⟨
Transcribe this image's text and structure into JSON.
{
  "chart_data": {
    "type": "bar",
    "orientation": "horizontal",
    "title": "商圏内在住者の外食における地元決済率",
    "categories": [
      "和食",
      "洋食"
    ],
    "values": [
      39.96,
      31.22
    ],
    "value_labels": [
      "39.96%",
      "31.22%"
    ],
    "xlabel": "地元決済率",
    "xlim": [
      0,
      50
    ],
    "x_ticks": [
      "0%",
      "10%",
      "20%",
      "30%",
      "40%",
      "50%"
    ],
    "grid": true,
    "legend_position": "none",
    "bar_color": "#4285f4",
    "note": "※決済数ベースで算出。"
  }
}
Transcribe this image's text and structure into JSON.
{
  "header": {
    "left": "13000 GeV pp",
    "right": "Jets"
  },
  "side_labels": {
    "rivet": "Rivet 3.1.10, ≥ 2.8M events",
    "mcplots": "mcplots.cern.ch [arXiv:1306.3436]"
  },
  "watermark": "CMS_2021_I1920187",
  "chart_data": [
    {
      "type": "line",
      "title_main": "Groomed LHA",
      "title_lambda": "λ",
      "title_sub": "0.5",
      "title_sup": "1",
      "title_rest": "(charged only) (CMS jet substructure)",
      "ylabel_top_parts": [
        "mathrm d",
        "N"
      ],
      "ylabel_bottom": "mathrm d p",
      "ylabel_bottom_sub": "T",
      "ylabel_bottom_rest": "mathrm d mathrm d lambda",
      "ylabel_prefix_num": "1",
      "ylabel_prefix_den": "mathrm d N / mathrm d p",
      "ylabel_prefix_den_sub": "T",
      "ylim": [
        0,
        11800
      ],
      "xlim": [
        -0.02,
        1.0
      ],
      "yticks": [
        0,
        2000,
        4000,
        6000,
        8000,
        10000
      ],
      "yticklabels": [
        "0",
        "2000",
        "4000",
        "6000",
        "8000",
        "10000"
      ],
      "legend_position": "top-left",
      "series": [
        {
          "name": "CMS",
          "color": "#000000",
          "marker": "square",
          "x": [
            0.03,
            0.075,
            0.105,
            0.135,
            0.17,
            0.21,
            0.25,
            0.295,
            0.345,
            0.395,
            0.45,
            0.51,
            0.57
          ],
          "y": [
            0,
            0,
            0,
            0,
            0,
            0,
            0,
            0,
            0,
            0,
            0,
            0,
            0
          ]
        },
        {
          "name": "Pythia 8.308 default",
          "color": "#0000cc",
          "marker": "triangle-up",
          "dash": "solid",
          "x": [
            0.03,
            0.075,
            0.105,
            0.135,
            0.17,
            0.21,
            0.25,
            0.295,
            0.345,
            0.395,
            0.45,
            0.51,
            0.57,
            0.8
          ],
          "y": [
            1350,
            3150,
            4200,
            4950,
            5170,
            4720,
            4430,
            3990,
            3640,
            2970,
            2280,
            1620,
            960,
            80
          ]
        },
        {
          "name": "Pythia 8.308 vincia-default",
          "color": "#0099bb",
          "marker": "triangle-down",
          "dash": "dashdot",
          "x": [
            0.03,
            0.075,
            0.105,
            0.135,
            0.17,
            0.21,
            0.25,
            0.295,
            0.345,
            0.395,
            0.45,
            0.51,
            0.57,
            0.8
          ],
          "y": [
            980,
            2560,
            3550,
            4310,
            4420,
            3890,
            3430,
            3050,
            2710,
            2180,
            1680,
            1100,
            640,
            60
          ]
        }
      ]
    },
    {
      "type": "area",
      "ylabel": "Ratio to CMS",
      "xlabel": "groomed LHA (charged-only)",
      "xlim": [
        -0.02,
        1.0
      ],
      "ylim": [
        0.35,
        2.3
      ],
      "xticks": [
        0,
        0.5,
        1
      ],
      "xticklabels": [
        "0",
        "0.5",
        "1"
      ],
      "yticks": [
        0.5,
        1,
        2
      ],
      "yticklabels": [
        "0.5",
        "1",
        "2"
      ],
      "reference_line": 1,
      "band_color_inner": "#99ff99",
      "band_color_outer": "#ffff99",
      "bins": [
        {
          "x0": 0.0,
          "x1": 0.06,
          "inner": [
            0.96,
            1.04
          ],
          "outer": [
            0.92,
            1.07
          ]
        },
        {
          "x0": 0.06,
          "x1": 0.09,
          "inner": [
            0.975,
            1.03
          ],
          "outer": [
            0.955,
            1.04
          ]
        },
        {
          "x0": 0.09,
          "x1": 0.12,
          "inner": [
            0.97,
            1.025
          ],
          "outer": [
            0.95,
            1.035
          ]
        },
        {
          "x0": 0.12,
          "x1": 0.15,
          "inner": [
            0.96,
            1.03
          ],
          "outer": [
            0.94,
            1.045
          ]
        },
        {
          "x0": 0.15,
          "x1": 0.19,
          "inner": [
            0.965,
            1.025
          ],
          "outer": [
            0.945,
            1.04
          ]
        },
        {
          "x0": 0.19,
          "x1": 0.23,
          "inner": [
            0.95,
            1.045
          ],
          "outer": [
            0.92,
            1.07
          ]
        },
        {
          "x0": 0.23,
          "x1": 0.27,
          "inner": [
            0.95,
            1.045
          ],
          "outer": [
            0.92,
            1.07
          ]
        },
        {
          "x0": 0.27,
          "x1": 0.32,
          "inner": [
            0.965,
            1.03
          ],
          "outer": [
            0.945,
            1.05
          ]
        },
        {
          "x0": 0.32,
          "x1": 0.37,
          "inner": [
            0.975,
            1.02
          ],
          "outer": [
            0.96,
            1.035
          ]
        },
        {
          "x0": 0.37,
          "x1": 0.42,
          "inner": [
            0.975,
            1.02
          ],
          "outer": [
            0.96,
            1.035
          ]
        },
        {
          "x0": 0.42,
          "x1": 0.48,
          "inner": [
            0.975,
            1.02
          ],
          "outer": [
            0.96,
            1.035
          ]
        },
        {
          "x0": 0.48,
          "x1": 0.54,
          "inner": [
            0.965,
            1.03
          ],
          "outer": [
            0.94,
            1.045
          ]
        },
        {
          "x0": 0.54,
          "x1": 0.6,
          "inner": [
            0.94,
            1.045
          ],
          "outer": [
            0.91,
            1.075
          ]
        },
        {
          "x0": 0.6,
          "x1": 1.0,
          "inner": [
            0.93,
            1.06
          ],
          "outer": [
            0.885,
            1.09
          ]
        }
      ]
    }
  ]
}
⟩
DESCRIPTION OF THE TASK:
Print out all the entries precisely as written.

EXERCISE RESPONSE:
Transcribe this image's text and structure into JSON.
{
  "chart_data": {
    "type": "bar",
    "orientation": "horizontal",
    "title": "商圏内在住者の外食における地元決済率",
    "categories": [
      "和食",
      "洋食"
    ],
    "values": [
      39.96,
      31.22
    ],
    "value_labels": [
      "39.96%",
      "31.22%"
    ],
    "xlabel": "地元決済率",
    "xlim": [
      0,
      50
    ],
    "x_ticks": [
      "0%",
      "10%",
      "20%",
      "30%",
      "40%",
      "50%"
    ],
    "grid": true,
    "legend_position": "none",
    "bar_color": "#4285f4",
    "note": "※決済数ベースで算出。"
  }
}
Transcribe this image's text and structure into JSON.
{
  "header": {
    "left": "13000 GeV pp",
    "right": "Jets"
  },
  "side_labels": {
    "rivet": "Rivet 3.1.10, ≥ 2.8M events",
    "mcplots": "mcplots.cern.ch [arXiv:1306.3436]"
  },
  "watermark": "CMS_2021_I1920187",
  "chart_data": [
    {
      "type": "line",
      "title_main": "Groomed LHA",
      "title_lambda": "λ",
      "title_sub": "0.5",
      "title_sup": "1",
      "title_rest": "(charged only) (CMS jet substructure)",
      "ylabel_top_parts": [
        "mathrm d",
        "N"
      ],
      "ylabel_bottom": "mathrm d p",
      "ylabel_bottom_sub": "T",
      "ylabel_bottom_rest": "mathrm d mathrm d lambda",
      "ylabel_prefix_num": "1",
      "ylabel_prefix_den": "mathrm d N / mathrm d p",
      "ylabel_prefix_den_sub": "T",
      "ylim": [
        0,
        11800
      ],
      "xlim": [
        -0.02,
        1.0
      ],
      "yticks": [
        0,
        2000,
        4000,
        6000,
        8000,
        10000
      ],
      "yticklabels": [
        "0",
        "2000",
        "4000",
        "6000",
        "8000",
        "10000"
      ],
      "legend_position": "top-left",
      "series": [
        {
          "name": "CMS",
          "color": "#000000",
          "marker": "square",
          "x": [
            0.03,
            0.075,
            0.105,
            0.135,
            0.17,
            0.21,
            0.25,
            0.295,
            0.345,
            0.395,
            0.45,
            0.51,
            0.57
          ],
          "y": [
            0,
            0,
            0,
            0,
            0,
            0,
            0,
            0,
            0,
            0,
            0,
            0,
            0
          ]
        },
        {
          "name": "Pythia 8.308 default",
          "color": "#0000cc",
          "marker": "triangle-up",
          "dash": "solid",
          "x": [
            0.03,
            0.075,
            0.105,
            0.135,
            0.17,
            0.21,
            0.25,
            0.295,
            0.345,
            0.395,
            0.45,
            0.51,
            0.57,
            0.8
          ],
          "y": [
            1350,
            3150,
            4200,
            4950,
            5170,
            4720,
            4430,
            3990,
            3640,
            2970,
            2280,
            1620,
            960,
            80
          ]
        },
        {
          "name": "Pythia 8.308 vincia-default",
          "color": "#0099bb",
          "marker": "triangle-down",
          "dash": "dashdot",
          "x": [
            0.03,
            0.075,
            0.105,
            0.135,
            0.17,
            0.21,
            0.25,
            0.295,
            0.345,
            0.395,
            0.45,
            0.51,
            0.57,
            0.8
          ],
          "y": [
            980,
            2560,
            3550,
            4310,
            4420,
            3890,
            3430,
            3050,
            2710,
            2180,
            1680,
            1100,
            640,
            60
          ]
        }
      ]
    },
    {
      "type": "area",
      "ylabel": "Ratio to CMS",
      "xlabel": "groomed LHA (charged-only)",
      "xlim": [
        -0.02,
        1.0
      ],
      "ylim": [
        0.35,
        2.3
      ],
      "xticks": [
        0,
        0.5,
        1
      ],
      "xticklabels": [
        "0",
        "0.5",
        "1"
      ],
      "yticks": [
        0.5,
        1,
        2
      ],
      "yticklabels": [
        "0.5",
        "1",
        "2"
      ],
      "reference_line": 1,
      "band_color_inner": "#99ff99",
      "band_color_outer": "#ffff99",
      "bins": [
        {
          "x0": 0.0,
          "x1": 0.06,
          "inner": [
            0.96,
            1.04
          ],
          "outer": [
            0.92,
            1.07
          ]
        },
        {
          "x0": 0.06,
          "x1": 0.09,
          "inner": [
            0.975,
            1.03
          ],
          "outer": [
            0.955,
            1.04
          ]
        },
        {
          "x0": 0.09,
          "x1": 0.12,
          "inner": [
            0.97,
            1.025
          ],
          "outer": [
            0.95,
            1.035
          ]
        },
        {
          "x0": 0.12,
          "x1": 0.15,
          "inner": [
            0.96,
            1.03
          ],
          "outer": [
            0.94,
            1.045
          ]
        },
        {
          "x0": 0.15,
          "x1": 0.19,
          "inner": [
            0.965,
            1.025
          ],
          "outer": [
            0.945,
            1.04
          ]
        },
        {
          "x0": 0.19,
          "x1": 0.23,
          "inner": [
            0.95,
            1.045
          ],
          "outer": [
            0.92,
            1.07
          ]
        },
        {
          "x0": 0.23,
          "x1": 0.27,
          "inner": [
            0.95,
            1.045
          ],
          "outer": [
            0.92,
            1.07
          ]
        },
        {
          "x0": 0.27,
          "x1": 0.32,
          "inner": [
            0.965,
            1.03
          ],
          "outer": [
            0.945,
            1.05
          ]
        },
        {
          "x0": 0.32,
          "x1": 0.37,
          "inner": [
            0.975,
            1.02
          ],
          "outer": [
            0.96,
            1.035
          ]
        },
        {
          "x0": 0.37,
          "x1": 0.42,
          "inner": [
            0.975,
            1.02
          ],
          "outer": [
            0.96,
            1.035
          ]
        },
        {
          "x0": 0.42,
          "x1": 0.48,
          "inner": [
            0.975,
            1.02
          ],
          "outer": [
            0.96,
            1.035
          ]
        },
        {
          "x0": 0.48,
          "x1": 0.54,
          "inner": [
            0.965,
            1.03
          ],
          "outer": [
            0.94,
            1.045
          ]
        },
        {
          "x0": 0.54,
          "x1": 0.6,
          "inner": [
            0.94,
            1.045
          ],
          "outer": [
            0.91,
            1.075
          ]
        },
        {
          "x0": 0.6,
          "x1": 1.0,
          "inner": [
            0.93,
            1.06
          ],
          "outer": [
            0.885,
            1.09
          ]
        }
      ]
    }
  ]
}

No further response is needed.